--- Begin ---
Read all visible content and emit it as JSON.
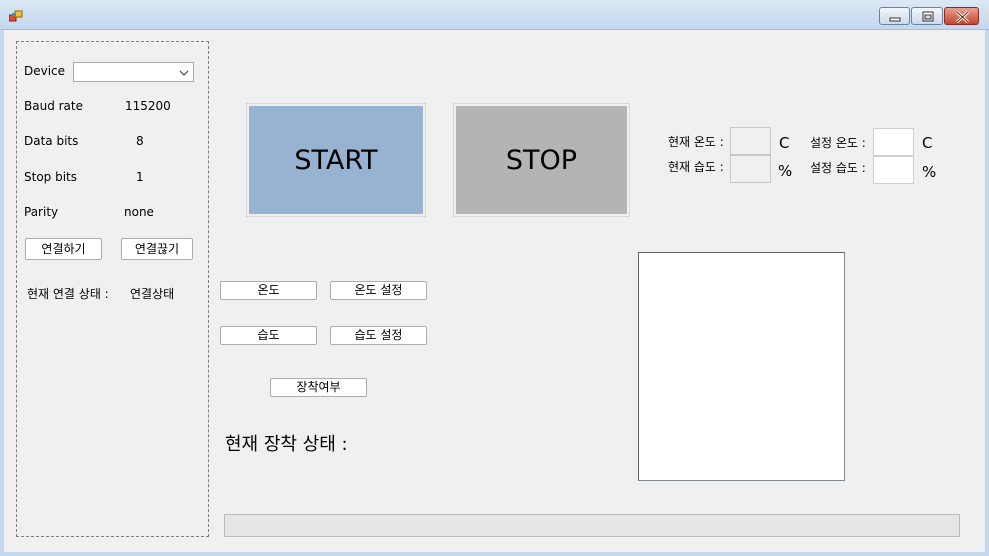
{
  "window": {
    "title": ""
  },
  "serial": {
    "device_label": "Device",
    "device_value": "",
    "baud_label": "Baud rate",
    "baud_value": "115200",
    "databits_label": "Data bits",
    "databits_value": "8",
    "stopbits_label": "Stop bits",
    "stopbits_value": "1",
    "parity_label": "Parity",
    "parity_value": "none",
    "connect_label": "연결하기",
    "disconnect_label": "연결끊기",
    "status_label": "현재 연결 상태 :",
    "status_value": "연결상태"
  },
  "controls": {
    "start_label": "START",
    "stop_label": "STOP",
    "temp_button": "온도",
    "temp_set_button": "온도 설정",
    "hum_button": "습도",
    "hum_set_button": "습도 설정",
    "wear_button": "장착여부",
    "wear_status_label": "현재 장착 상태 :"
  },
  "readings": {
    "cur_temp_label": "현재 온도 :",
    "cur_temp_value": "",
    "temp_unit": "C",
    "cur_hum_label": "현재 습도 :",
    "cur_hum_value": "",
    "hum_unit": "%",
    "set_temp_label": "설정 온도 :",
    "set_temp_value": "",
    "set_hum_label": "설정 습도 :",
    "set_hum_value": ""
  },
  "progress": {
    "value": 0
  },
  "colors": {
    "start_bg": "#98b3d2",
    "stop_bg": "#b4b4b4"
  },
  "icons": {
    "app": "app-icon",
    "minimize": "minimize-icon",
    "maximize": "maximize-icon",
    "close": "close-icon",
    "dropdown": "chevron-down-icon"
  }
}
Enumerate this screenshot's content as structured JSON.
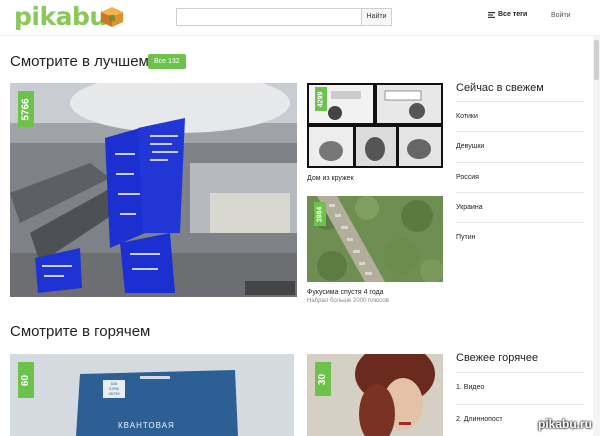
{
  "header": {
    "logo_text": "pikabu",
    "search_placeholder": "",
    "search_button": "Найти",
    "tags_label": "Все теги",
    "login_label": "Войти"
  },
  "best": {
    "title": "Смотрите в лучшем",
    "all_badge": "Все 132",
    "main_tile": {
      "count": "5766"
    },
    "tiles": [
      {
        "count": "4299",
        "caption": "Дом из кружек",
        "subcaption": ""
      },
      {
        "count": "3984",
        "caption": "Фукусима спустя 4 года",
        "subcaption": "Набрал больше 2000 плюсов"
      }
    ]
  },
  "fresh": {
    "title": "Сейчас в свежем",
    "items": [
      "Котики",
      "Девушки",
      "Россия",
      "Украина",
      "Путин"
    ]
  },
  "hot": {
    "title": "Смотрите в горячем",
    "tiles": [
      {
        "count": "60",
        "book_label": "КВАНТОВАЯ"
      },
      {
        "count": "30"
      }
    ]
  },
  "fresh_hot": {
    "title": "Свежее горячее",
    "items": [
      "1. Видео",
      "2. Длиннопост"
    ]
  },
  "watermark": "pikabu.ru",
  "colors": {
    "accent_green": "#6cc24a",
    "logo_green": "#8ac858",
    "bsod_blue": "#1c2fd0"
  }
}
--- End ---
* WHAT IS ASKED *
Copy every record character for character. Skip the pictures.

* ANSWER TO THE TASK *
Read all visible content and emit it as JSON.
{
  "window": {
    "title": ""
  },
  "serial": {
    "device_label": "Device",
    "device_value": "",
    "baud_label": "Baud rate",
    "baud_value": "115200",
    "databits_label": "Data bits",
    "databits_value": "8",
    "stopbits_label": "Stop bits",
    "stopbits_value": "1",
    "parity_label": "Parity",
    "parity_value": "none",
    "connect_label": "연결하기",
    "disconnect_label": "연결끊기",
    "status_label": "현재 연결 상태 :",
    "status_value": "연결상태"
  },
  "controls": {
    "start_label": "START",
    "stop_label": "STOP",
    "temp_button": "온도",
    "temp_set_button": "온도 설정",
    "hum_button": "습도",
    "hum_set_button": "습도 설정",
    "wear_button": "장착여부",
    "wear_status_label": "현재 장착 상태 :"
  },
  "readings": {
    "cur_temp_label": "현재 온도 :",
    "cur_temp_value": "",
    "temp_unit": "C",
    "cur_hum_label": "현재 습도 :",
    "cur_hum_value": "",
    "hum_unit": "%",
    "set_temp_label": "설정 온도 :",
    "set_temp_value": "",
    "set_hum_label": "설정 습도 :",
    "set_hum_value": ""
  },
  "progress": {
    "value": 0
  },
  "colors": {
    "start_bg": "#98b3d2",
    "stop_bg": "#b4b4b4"
  },
  "icons": {
    "app": "app-icon",
    "minimize": "minimize-icon",
    "maximize": "maximize-icon",
    "close": "close-icon",
    "dropdown": "chevron-down-icon"
  }
}
Enumerate this screenshot's content as structured JSON.
{
  "header": {
    "logo_text": "pikabu",
    "search_placeholder": "",
    "search_button": "Найти",
    "tags_label": "Все теги",
    "login_label": "Войти"
  },
  "best": {
    "title": "Смотрите в лучшем",
    "all_badge": "Все 132",
    "main_tile": {
      "count": "5766"
    },
    "tiles": [
      {
        "count": "4299",
        "caption": "Дом из кружек",
        "subcaption": ""
      },
      {
        "count": "3984",
        "caption": "Фукусима спустя 4 года",
        "subcaption": "Набрал больше 2000 плюсов"
      }
    ]
  },
  "fresh": {
    "title": "Сейчас в свежем",
    "items": [
      "Котики",
      "Девушки",
      "Россия",
      "Украина",
      "Путин"
    ]
  },
  "hot": {
    "title": "Смотрите в горячем",
    "tiles": [
      {
        "count": "60",
        "book_label": "КВАНТОВАЯ"
      },
      {
        "count": "30"
      }
    ]
  },
  "fresh_hot": {
    "title": "Свежее горячее",
    "items": [
      "1. Видео",
      "2. Длиннопост"
    ]
  },
  "watermark": "pikabu.ru",
  "colors": {
    "accent_green": "#6cc24a",
    "logo_green": "#8ac858",
    "bsod_blue": "#1c2fd0"
  }
}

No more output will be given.